Exercise instructions: For the copy, please give all of the data again exactly and leave the pictures out.

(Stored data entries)
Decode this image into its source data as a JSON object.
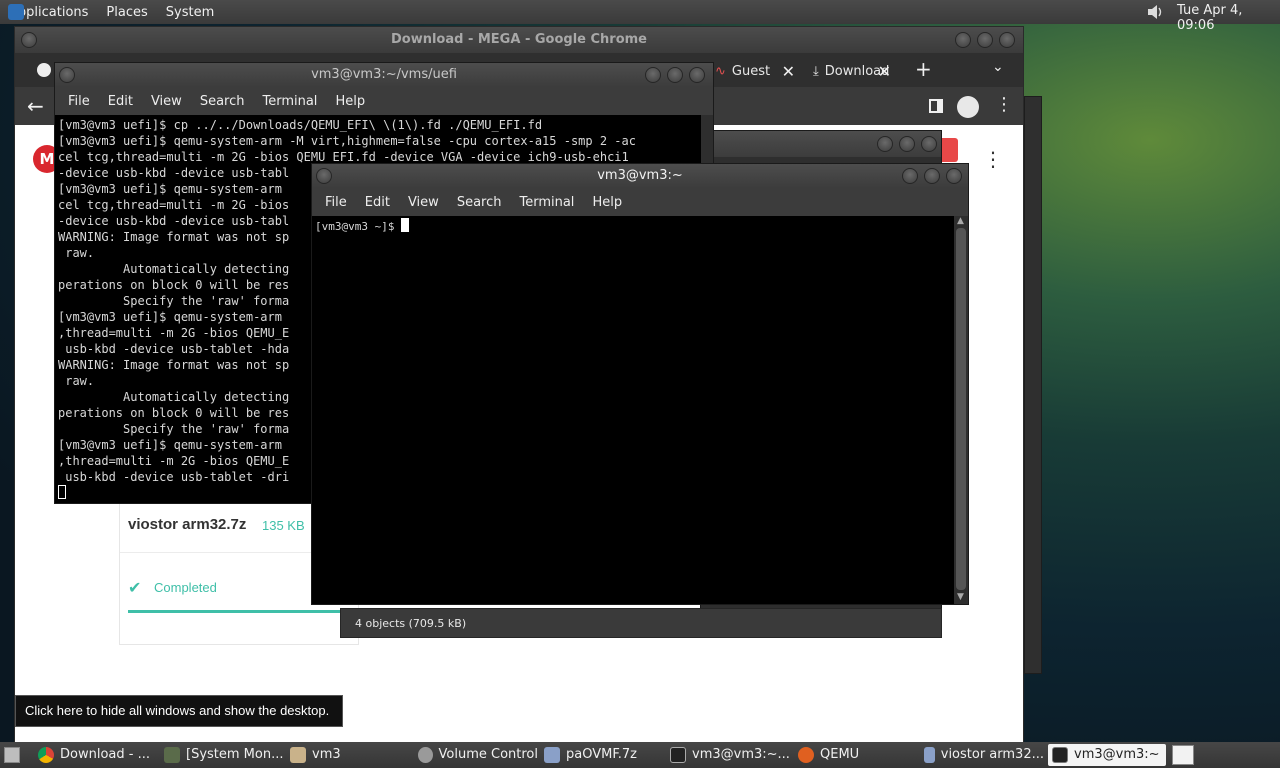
{
  "top_panel": {
    "menus": [
      "Applications",
      "Places",
      "System"
    ],
    "clock": "Tue Apr  4, 09:06"
  },
  "chrome": {
    "title": "Download - MEGA - Google Chrome",
    "tabs": [
      {
        "label": "Guest"
      },
      {
        "label": "Download"
      }
    ],
    "download": {
      "file_name": "viostor arm32.7z",
      "file_size": "135 KB",
      "status": "Completed"
    }
  },
  "file_manager": {
    "status": "4 objects (709.5 kB)"
  },
  "terminal_back": {
    "title": "vm3@vm3:~/vms/uefi",
    "menu": [
      "File",
      "Edit",
      "View",
      "Search",
      "Terminal",
      "Help"
    ],
    "lines": [
      "[vm3@vm3 uefi]$ cp ../../Downloads/QEMU_EFI\\ \\(1\\).fd ./QEMU_EFI.fd",
      "[vm3@vm3 uefi]$ qemu-system-arm -M virt,highmem=false -cpu cortex-a15 -smp 2 -ac",
      "cel tcg,thread=multi -m 2G -bios QEMU_EFI.fd -device VGA -device ich9-usb-ehci1",
      "-device usb-kbd -device usb-tabl",
      "[vm3@vm3 uefi]$ qemu-system-arm ",
      "cel tcg,thread=multi -m 2G -bios",
      "-device usb-kbd -device usb-tabl",
      "WARNING: Image format was not sp",
      " raw.",
      "         Automatically detecting",
      "perations on block 0 will be res",
      "         Specify the 'raw' forma",
      "[vm3@vm3 uefi]$ qemu-system-arm ",
      ",thread=multi -m 2G -bios QEMU_E",
      " usb-kbd -device usb-tablet -hda",
      "WARNING: Image format was not sp",
      " raw.",
      "         Automatically detecting",
      "perations on block 0 will be res",
      "         Specify the 'raw' forma",
      "[vm3@vm3 uefi]$ qemu-system-arm ",
      ",thread=multi -m 2G -bios QEMU_E",
      " usb-kbd -device usb-tablet -dri"
    ]
  },
  "terminal_front": {
    "title": "vm3@vm3:~",
    "menu": [
      "File",
      "Edit",
      "View",
      "Search",
      "Terminal",
      "Help"
    ],
    "prompt": "[vm3@vm3 ~]$ "
  },
  "tooltip": "Click here to hide all windows and show the desktop.",
  "taskbar": {
    "items": [
      {
        "label": "Download - ...",
        "icon": "chrome-icon"
      },
      {
        "label": "[System Mon...",
        "icon": "system-monitor-icon"
      },
      {
        "label": "vm3",
        "icon": "folder-icon"
      },
      {
        "label": "Volume Control",
        "icon": "volume-icon"
      },
      {
        "label": "paOVMF.7z",
        "icon": "archive-icon"
      },
      {
        "label": "vm3@vm3:~...",
        "icon": "terminal-icon"
      },
      {
        "label": "QEMU",
        "icon": "qemu-icon"
      },
      {
        "label": "viostor arm32...",
        "icon": "archive-icon"
      },
      {
        "label": "vm3@vm3:~",
        "icon": "terminal-icon"
      }
    ]
  }
}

Answer for the task:
Decode this image into its source data as a JSON object.
{
  "top_panel": {
    "menus": [
      "Applications",
      "Places",
      "System"
    ],
    "clock": "Tue Apr  4, 09:06"
  },
  "chrome": {
    "title": "Download - MEGA - Google Chrome",
    "tabs": [
      {
        "label": "Guest"
      },
      {
        "label": "Download"
      }
    ],
    "download": {
      "file_name": "viostor arm32.7z",
      "file_size": "135 KB",
      "status": "Completed"
    }
  },
  "file_manager": {
    "status": "4 objects (709.5 kB)"
  },
  "terminal_back": {
    "title": "vm3@vm3:~/vms/uefi",
    "menu": [
      "File",
      "Edit",
      "View",
      "Search",
      "Terminal",
      "Help"
    ],
    "lines": [
      "[vm3@vm3 uefi]$ cp ../../Downloads/QEMU_EFI\\ \\(1\\).fd ./QEMU_EFI.fd",
      "[vm3@vm3 uefi]$ qemu-system-arm -M virt,highmem=false -cpu cortex-a15 -smp 2 -ac",
      "cel tcg,thread=multi -m 2G -bios QEMU_EFI.fd -device VGA -device ich9-usb-ehci1",
      "-device usb-kbd -device usb-tabl",
      "[vm3@vm3 uefi]$ qemu-system-arm ",
      "cel tcg,thread=multi -m 2G -bios",
      "-device usb-kbd -device usb-tabl",
      "WARNING: Image format was not sp",
      " raw.",
      "         Automatically detecting",
      "perations on block 0 will be res",
      "         Specify the 'raw' forma",
      "[vm3@vm3 uefi]$ qemu-system-arm ",
      ",thread=multi -m 2G -bios QEMU_E",
      " usb-kbd -device usb-tablet -hda",
      "WARNING: Image format was not sp",
      " raw.",
      "         Automatically detecting",
      "perations on block 0 will be res",
      "         Specify the 'raw' forma",
      "[vm3@vm3 uefi]$ qemu-system-arm ",
      ",thread=multi -m 2G -bios QEMU_E",
      " usb-kbd -device usb-tablet -dri"
    ]
  },
  "terminal_front": {
    "title": "vm3@vm3:~",
    "menu": [
      "File",
      "Edit",
      "View",
      "Search",
      "Terminal",
      "Help"
    ],
    "prompt": "[vm3@vm3 ~]$ "
  },
  "tooltip": "Click here to hide all windows and show the desktop.",
  "taskbar": {
    "items": [
      {
        "label": "Download - ...",
        "icon": "chrome-icon"
      },
      {
        "label": "[System Mon...",
        "icon": "system-monitor-icon"
      },
      {
        "label": "vm3",
        "icon": "folder-icon"
      },
      {
        "label": "Volume Control",
        "icon": "volume-icon"
      },
      {
        "label": "paOVMF.7z",
        "icon": "archive-icon"
      },
      {
        "label": "vm3@vm3:~...",
        "icon": "terminal-icon"
      },
      {
        "label": "QEMU",
        "icon": "qemu-icon"
      },
      {
        "label": "viostor arm32...",
        "icon": "archive-icon"
      },
      {
        "label": "vm3@vm3:~",
        "icon": "terminal-icon"
      }
    ]
  }
}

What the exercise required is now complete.